— Task inputs —

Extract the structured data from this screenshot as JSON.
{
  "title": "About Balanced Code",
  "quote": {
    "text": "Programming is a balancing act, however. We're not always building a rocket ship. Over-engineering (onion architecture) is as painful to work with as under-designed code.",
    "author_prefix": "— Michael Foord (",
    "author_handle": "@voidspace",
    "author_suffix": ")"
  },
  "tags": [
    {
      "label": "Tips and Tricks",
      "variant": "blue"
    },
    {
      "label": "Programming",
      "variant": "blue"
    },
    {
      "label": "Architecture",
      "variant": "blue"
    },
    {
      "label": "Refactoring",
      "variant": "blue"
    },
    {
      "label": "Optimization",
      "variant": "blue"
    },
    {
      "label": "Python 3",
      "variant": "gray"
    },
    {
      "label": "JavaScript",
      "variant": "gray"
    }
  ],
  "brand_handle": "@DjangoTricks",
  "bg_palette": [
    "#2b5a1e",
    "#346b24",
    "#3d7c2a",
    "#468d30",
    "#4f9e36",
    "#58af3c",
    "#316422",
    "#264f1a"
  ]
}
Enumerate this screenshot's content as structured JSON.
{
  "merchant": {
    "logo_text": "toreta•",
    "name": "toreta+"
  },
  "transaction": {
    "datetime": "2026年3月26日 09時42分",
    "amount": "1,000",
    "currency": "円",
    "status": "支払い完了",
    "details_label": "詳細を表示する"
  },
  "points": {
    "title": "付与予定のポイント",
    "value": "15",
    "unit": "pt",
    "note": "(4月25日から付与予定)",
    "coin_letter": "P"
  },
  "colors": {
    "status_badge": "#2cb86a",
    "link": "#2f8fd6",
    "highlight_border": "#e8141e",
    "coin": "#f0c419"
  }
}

— Required task —
Go through the listing above and list every line that has the word "this".

— Written response —
Extract the structured data from this screenshot as JSON.
Enumerate this screenshot's content as structured JSON.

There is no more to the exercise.